Entries from a visual dataset:
################

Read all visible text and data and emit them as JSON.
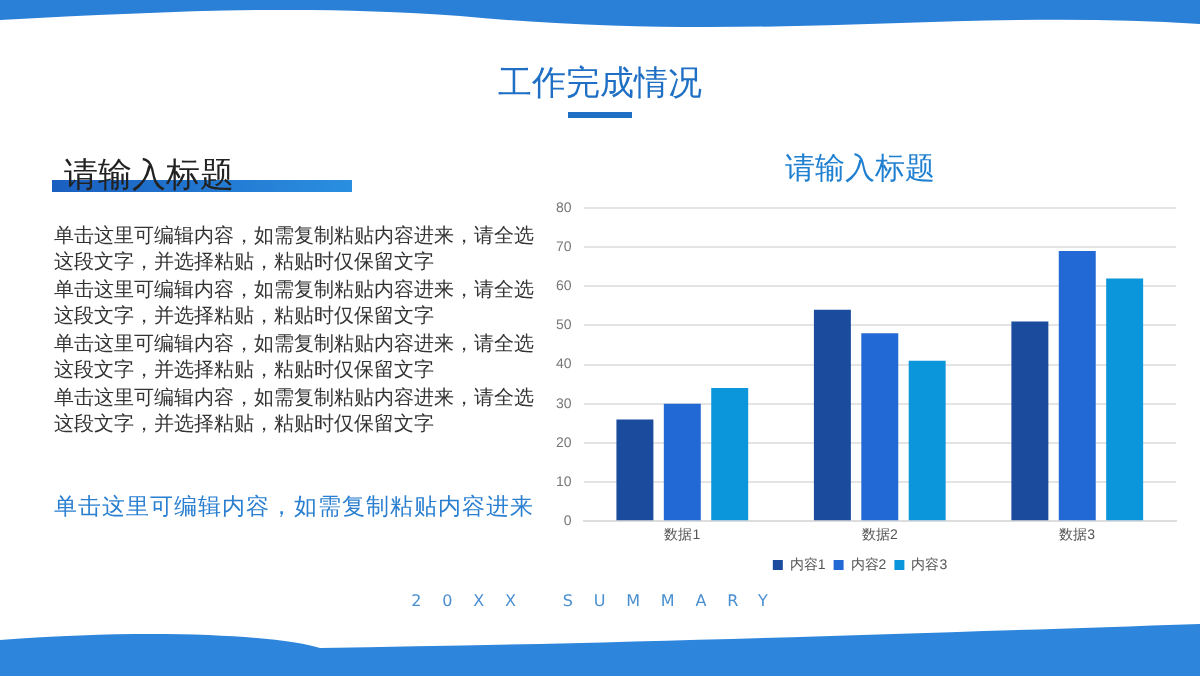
{
  "chart_data": {
    "type": "bar",
    "title": "请输入标题",
    "categories": [
      "数据1",
      "数据2",
      "数据3"
    ],
    "series": [
      {
        "name": "内容1",
        "color": "#1a4b9c",
        "values": [
          26,
          54,
          51
        ]
      },
      {
        "name": "内容2",
        "color": "#2269d6",
        "values": [
          30,
          48,
          69
        ]
      },
      {
        "name": "内容3",
        "color": "#0b96db",
        "values": [
          34,
          41,
          62
        ]
      }
    ],
    "ylim": [
      0,
      80
    ],
    "yticks": [
      0,
      10,
      20,
      30,
      40,
      50,
      60,
      70,
      80
    ],
    "grid": "y",
    "legend": "bottom",
    "annotations": [
      "工作完成情况",
      "请输入标题",
      "单击这里可编辑内容，如需复制粘贴内容进来，请全选这段文字，并选择粘贴，粘贴时仅保留文字",
      "单击这里可编辑内容，如需复制粘贴内容进来，请全选这段文字，并选择粘贴，粘贴时仅保留文字",
      "单击这里可编辑内容，如需复制粘贴内容进来，请全选这段文字，并选择粘贴，粘贴时仅保留文字",
      "单击这里可编辑内容，如需复制粘贴内容进来，请全选这段文字，并选择粘贴，粘贴时仅保留文字",
      "单击这里可编辑内容，如需复制粘贴内容进来",
      "20XX SUMMARY"
    ]
  }
}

################

- _WHAT THE EXERCISE ASKS_: Print the complete listing exactly, apart from any pictures.

- _EXERCISE OUTPUT_:
Read all visible text and data and emit them as JSON.
{
  "chart_data": {
    "type": "bar",
    "title": "请输入标题",
    "categories": [
      "数据1",
      "数据2",
      "数据3"
    ],
    "series": [
      {
        "name": "内容1",
        "color": "#1a4b9c",
        "values": [
          26,
          54,
          51
        ]
      },
      {
        "name": "内容2",
        "color": "#2269d6",
        "values": [
          30,
          48,
          69
        ]
      },
      {
        "name": "内容3",
        "color": "#0b96db",
        "values": [
          34,
          41,
          62
        ]
      }
    ],
    "ylim": [
      0,
      80
    ],
    "yticks": [
      0,
      10,
      20,
      30,
      40,
      50,
      60,
      70,
      80
    ],
    "grid": "y",
    "legend": "bottom",
    "annotations": [
      "工作完成情况",
      "请输入标题",
      "单击这里可编辑内容，如需复制粘贴内容进来，请全选这段文字，并选择粘贴，粘贴时仅保留文字",
      "单击这里可编辑内容，如需复制粘贴内容进来，请全选这段文字，并选择粘贴，粘贴时仅保留文字",
      "单击这里可编辑内容，如需复制粘贴内容进来，请全选这段文字，并选择粘贴，粘贴时仅保留文字",
      "单击这里可编辑内容，如需复制粘贴内容进来，请全选这段文字，并选择粘贴，粘贴时仅保留文字",
      "单击这里可编辑内容，如需复制粘贴内容进来",
      "20XX SUMMARY"
    ]
  }
}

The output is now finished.